[Figure record listings]
<<<<

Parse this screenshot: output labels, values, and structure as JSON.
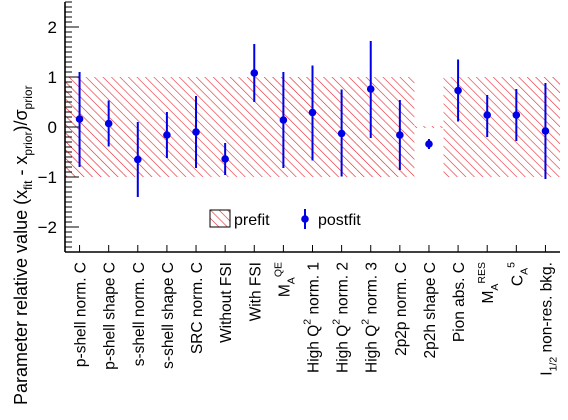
{
  "chart_data": {
    "type": "scatter",
    "ylabel": "Parameter relative value (x_fit - x_prior)/σ_prior",
    "ylim": [
      -2.5,
      2.5
    ],
    "yticks": [
      -2,
      -1,
      0,
      1,
      2
    ],
    "grid": false,
    "legend": {
      "position": "bottom-center",
      "entries": [
        {
          "name": "prefit"
        },
        {
          "name": "postfit"
        }
      ]
    },
    "categories": [
      [
        {
          "t": "p-shell norm. C"
        }
      ],
      [
        {
          "t": "p-shell shape C"
        }
      ],
      [
        {
          "t": "s-shell norm. C"
        }
      ],
      [
        {
          "t": "s-shell shape C"
        }
      ],
      [
        {
          "t": "SRC norm. C"
        }
      ],
      [
        {
          "t": "Without FSI"
        }
      ],
      [
        {
          "t": "With FSI"
        }
      ],
      [
        {
          "t": "M"
        },
        {
          "t": "A",
          "sub": true
        },
        {
          "t": "QE",
          "sup": true
        }
      ],
      [
        {
          "t": "High Q"
        },
        {
          "t": "2",
          "sup": true
        },
        {
          "t": " norm. 1"
        }
      ],
      [
        {
          "t": "High Q"
        },
        {
          "t": "2",
          "sup": true
        },
        {
          "t": " norm. 2"
        }
      ],
      [
        {
          "t": "High Q"
        },
        {
          "t": "2",
          "sup": true
        },
        {
          "t": " norm. 3"
        }
      ],
      [
        {
          "t": "2p2p norm. C"
        }
      ],
      [
        {
          "t": "2p2h shape C"
        }
      ],
      [
        {
          "t": "Pion abs. C"
        }
      ],
      [
        {
          "t": "M"
        },
        {
          "t": "A",
          "sub": true
        },
        {
          "t": "RES",
          "sup": true
        }
      ],
      [
        {
          "t": "C"
        },
        {
          "t": "A",
          "sub": true
        },
        {
          "t": "5",
          "sup": true
        }
      ],
      [
        {
          "t": "I"
        },
        {
          "t": "1/2",
          "sub": true
        },
        {
          "t": " non-res. bkg."
        }
      ]
    ],
    "series": [
      {
        "name": "prefit",
        "kind": "band",
        "y": [
          0,
          0,
          0,
          0,
          0,
          0,
          0,
          0,
          0,
          0,
          0,
          0,
          0,
          0,
          0,
          0,
          0
        ],
        "lower": [
          -1,
          -1,
          -1,
          -1,
          -1,
          -1,
          -1,
          -1,
          -1,
          -1,
          -1,
          -1,
          -0.02,
          -1,
          -1,
          -1,
          -1
        ],
        "upper": [
          1,
          1,
          1,
          1,
          1,
          1,
          1,
          1,
          1,
          1,
          1,
          1,
          0.02,
          1,
          1,
          1,
          1
        ]
      },
      {
        "name": "postfit",
        "kind": "points-with-errors",
        "y": [
          0.16,
          0.07,
          -0.65,
          -0.16,
          -0.1,
          -0.64,
          1.08,
          0.14,
          0.29,
          -0.13,
          0.76,
          -0.16,
          -0.34,
          0.73,
          0.24,
          0.24,
          -0.08
        ],
        "yerr_low": [
          0.96,
          0.46,
          0.75,
          0.46,
          0.72,
          0.32,
          0.58,
          0.96,
          0.96,
          0.86,
          0.98,
          0.7,
          0.1,
          0.62,
          0.44,
          0.52,
          0.96
        ],
        "yerr_high": [
          0.94,
          0.46,
          0.75,
          0.46,
          0.72,
          0.32,
          0.58,
          0.96,
          0.94,
          0.88,
          0.96,
          0.7,
          0.1,
          0.62,
          0.4,
          0.52,
          0.96
        ]
      }
    ],
    "colors": {
      "prefit_hatch": "#e8202a",
      "postfit": "#0000e6",
      "axis": "#000000"
    }
  }
}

>>>>

▶ **Objective**:
Tally every line of the listing that holds the string "shape", then give the number by itself.

▶ **Finished exercise**:
3